Objectifs ▸
1. Recopiez le passage du texte sur les droits politiques des étrangers à Genève en partant des mots "Quel espace politique" et en vous arrêtant après "est privée ?".
2. Répondez aux questions suivantes d'après le texte sur les droits politiques des étrangers à Genève :
(a) Quelle part de la population de la Ville de Genève est de nationalité étrangère ?
(b) Depuis quelle année les étrangers votent-ils et élisent-ils au plan municipal ?
(c) En quelle année la constituante a-t-elle refusé de leur accorder le droit d'éligibilité ?

Texte source ▸
■ ■ ■

"Une vie ici, une voix ici"
Plus de 40 % de la population genevoise est de nationalité étrangère, et la Ville de Genève abrite une population dont presque la moitié (49 %) est de nationalité étrangère. Une proportion assez stable, de gens qui travaillent à Genève, y paient des impôts, y financent et utilisent les infrastructures, mais n'y votent et n'y élisent qu'au plan municipal (depuis 2005), et ne peuvent être élus. Ce n'est pourtant pas faute d'avoir depuis des années tenté de les intégrer au corps électoral cantonal. En 2012, la constituante a refusé de leur accorder le droit d'éligibilité, en 2021 le Grand Conseil refusait de leur accorder les pleins droits politiques municipaux et cantonaux (voter, élire, être candidats, signer des référendums et des initiatives populaires). En 2022, ne se résignant pas à ces refus, un front de partis politiques, de syndicats et d'associations lançait et faisait aboutir l'initiative "Une v ie ici, une Voix ici... Renforçons notre démocratie" (ViVoICI). C'est sur elle que le peuple genevois de nationalité suisse se prononcera dimanche. Sur elle, et donc sur la démocratie.
Quel espace politique est le plus démocratique ? Celui où la majorité de la population dispose du droit de vote et d'élection, ou celui où elle en est privée ?

■ ■ ■

Entrées d'annotation spatiale:
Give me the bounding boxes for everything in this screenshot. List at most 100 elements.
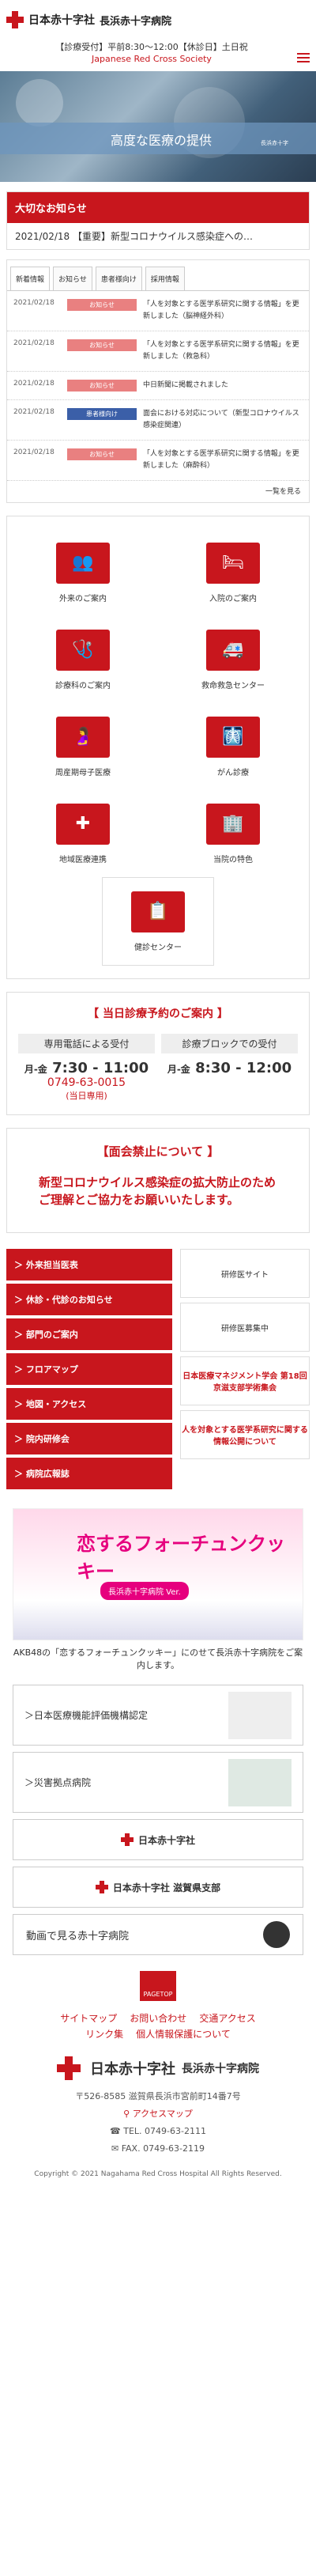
service-item[interactable]: 🩺 診療科のご案内 [8,616,158,703]
quick-link[interactable]: ＞ 地図・アクセス [6,1388,172,1420]
service-item[interactable]: 🩻 がん診療 [158,703,308,790]
hours-text: 【診療受付】平前8:30〜12:00【休診日】土日祝 [55,42,248,52]
service-item[interactable]: 🛏 入院のご案内 [158,529,308,616]
more-link[interactable]: 一覧を見る [7,481,309,496]
service-label: 周産期母子医療 [55,768,111,777]
service-item[interactable]: 📋 健診センター [102,877,214,966]
news-text: 「人を対象とする医学系研究に関する情報」を更新しました（麻酔科） [143,450,299,470]
quick-link-label: 院内研修会 [25,1434,70,1444]
news-badge: お知らせ [67,339,137,351]
visit-title: 【面会禁止について 】 [96,1144,220,1159]
tab-2[interactable]: 患者様向け [95,267,142,290]
arrow-icon: ＞ [14,1330,26,1340]
block-days: 月-金 [167,1064,190,1075]
footer-link[interactable]: サイトマップ [60,2013,117,2024]
tab-1[interactable]: お知らせ [53,267,92,290]
news-date: 2021/02/18 [13,448,55,456]
news-date: 2021/02/18 [13,408,55,416]
tel-label: TEL. 0749-63-2111 [123,2126,206,2136]
cookie-title: 恋するフォーチュンクッキー [77,1533,285,1583]
side-banner[interactable]: 人を対象とする医学系研究に関する情報公開について [180,1410,310,1459]
service-icon: 🛏 [206,542,260,584]
fax: ✉ FAX. 0749-63-2119 [0,2140,316,2158]
quick-link[interactable]: ＞ 院内研修会 [6,1423,172,1454]
notice-item[interactable]: 2021/02/18 【重要】新型コロナウイルス感染症への… [7,223,309,249]
news-text: 「人を対象とする医学系研究に関する情報」を更新しました（脳神経外科） [143,301,299,320]
footer-link[interactable]: 交通アクセス [199,2013,255,2024]
accreditation-thumb [228,1691,292,1739]
arrow-icon: ＞ [14,1364,26,1375]
news-row[interactable]: 2021/02/18 お知らせ 「人を対象とする医学系研究に関する情報」を更新し… [7,441,309,481]
arrow-icon: ＞ [14,1469,26,1479]
pagetop-button[interactable]: PAGETOP [140,1971,176,2001]
service-item[interactable]: 👥 外来のご案内 [8,529,158,616]
service-item[interactable]: ✚ 地域医療連携 [8,790,158,877]
shiga-link-label: 日本赤十字社 滋賀県支部 [112,1882,221,1893]
service-icon: 📋 [131,891,185,932]
video-link[interactable]: 動画で見る赤十字病院 [13,1914,303,1955]
access-map-link[interactable]: ⚲ アクセスマップ [0,2105,316,2123]
logo-main[interactable]: 日本赤十字社 [28,12,95,28]
quick-link[interactable]: ＞ 休診・代診のお知らせ [6,1284,172,1315]
jrc-link[interactable]: 日本赤十字社 [13,1819,303,1860]
red-cross-icon [120,1833,134,1846]
cookie-pill: 長浜赤十字病院 Ver. [100,1582,189,1600]
disaster-box[interactable]: ＞災害拠点病院 [13,1752,303,1813]
news-badge: 患者様向け [67,408,137,420]
news-row[interactable]: 2021/02/18 お知らせ 「人を対象とする医学系研究に関する情報」を更新し… [7,331,309,372]
jrc-link-label: 日本赤十字社 [137,1834,195,1846]
quick-link-label: 病院広報誌 [25,1469,70,1479]
news-panel: 新着情報 お知らせ 患者様向け 採用情報 2021/02/18 お知らせ 「人を対象と… [6,259,310,503]
service-item[interactable]: 🚑 救命救急センター [158,616,308,703]
red-cross-icon [95,1881,108,1893]
service-icon: 👥 [56,542,110,584]
footer-link[interactable]: リンク集 [85,2029,123,2040]
logo-sub[interactable]: 長浜赤十字病院 [100,13,171,28]
tel[interactable]: ☎ TEL. 0749-63-2111 [0,2123,316,2140]
arrow-icon: ＞ [14,1295,26,1305]
cookie-caption: AKB48の「恋するフォーチュンクッキー」にのせて長浜赤十字病院をご案内します。 [13,1647,303,1670]
quick-link-label: 部門のご案内 [25,1330,78,1340]
footer-link[interactable]: 個人情報保護について [136,2029,231,2040]
service-icon: 🚑 [206,629,260,671]
news-row[interactable]: 2021/02/18 お知らせ 中日新聞に掲載されました [7,372,309,400]
menu-icon[interactable] [297,51,310,65]
important-notice: 大切なお知らせ 2021/02/18 【重要】新型コロナウイルス感染症への… [6,191,310,250]
side-banner[interactable]: 研修医サイト [180,1249,310,1298]
tab-0[interactable]: 新着情報 [10,267,51,290]
service-label: 外来のご案内 [59,594,107,603]
news-row[interactable]: 2021/02/18 患者様向け 面会における対応について（新型コロナウイルス感… [7,400,309,441]
accreditation-box[interactable]: ＞日本医療機能評価機構認定 [13,1685,303,1746]
side-banner[interactable]: 日本医療マネジメント学会 第18回 京滋支部学術集会 [180,1356,310,1405]
block-time: 8:30 - 12:00 [195,1060,292,1076]
quick-link[interactable]: ＞ 病院広報誌 [6,1458,172,1489]
service-icon: ✚ [56,803,110,845]
service-label: がん診療 [217,768,249,777]
service-label: 入院のご案内 [209,594,257,603]
service-item[interactable]: 🤰 周産期母子医療 [8,703,158,790]
visit-ban-box[interactable]: 【面会禁止について 】 新型コロナウイルス感染症の拡大防止のため ご理解とご協力… [6,1128,310,1233]
service-grid: 👥 外来のご案内 🛏 入院のご案内 🩺 診療科のご案内 🚑 救命救急センター 🤰 周産期… [6,516,310,979]
tab-3[interactable]: 採用情報 [145,267,185,290]
disaster-thumb [228,1758,292,1806]
shiga-branch-link[interactable]: 日本赤十字社 滋賀県支部 [13,1867,303,1908]
news-text: 中日新聞に掲載されました [143,381,229,389]
service-item[interactable]: 🏢 当院の特色 [158,790,308,877]
quick-link[interactable]: ＞ 部門のご案内 [6,1318,172,1350]
news-row[interactable]: 2021/02/18 お知らせ 「人を対象とする医学系研究に関する情報」を更新し… [7,291,309,331]
phone-time: 7:30 - 11:00 [52,1060,149,1076]
quick-link[interactable]: ＞ 外来担当医表 [6,1249,172,1280]
copyright: Copyright © 2021 Nagahama Red Cross Hosp… [34,2170,282,2178]
side-banner[interactable]: 研修医募集中 [180,1303,310,1352]
info-bar: 【診療受付】平前8:30〜12:00【休診日】土日祝 Japanese Red … [0,40,316,71]
block-label: 診療ブロックでの受付 [161,1034,298,1053]
hero-caption: 高度な医療の提供 [111,133,213,148]
news-tabs: 新着情報 お知らせ 患者様向け 採用情報 [7,260,309,291]
quick-link[interactable]: ＞ フロアマップ [6,1353,172,1385]
accreditation-link: ＞日本医療機能評価機構認定 [24,1710,149,1721]
reservation-tel[interactable]: 0749-63-0015 [15,1076,158,1089]
arrow-icon: ＞ [14,1434,26,1444]
cookie-video-banner[interactable]: 恋するフォーチュンクッキー 長浜赤十字病院 Ver. [13,1508,303,1640]
footer-link[interactable]: お問い合わせ [130,2013,186,2024]
reservation-box: 【 当日診療予約のご案内 】 専用電話による受付 月-金 7:30 - 11:0… [6,992,310,1115]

■ ■ ■

Solutions ▸
1.
Quel espace politique est le plus démocratique ? Celui où la majorité de la population dispose du droit de vote et d'élection, ou celui où elle en est privée ?

2.
(a) Presque la moitié, soit 49 %.
(b) Depuis 2005.
(c) En 2012.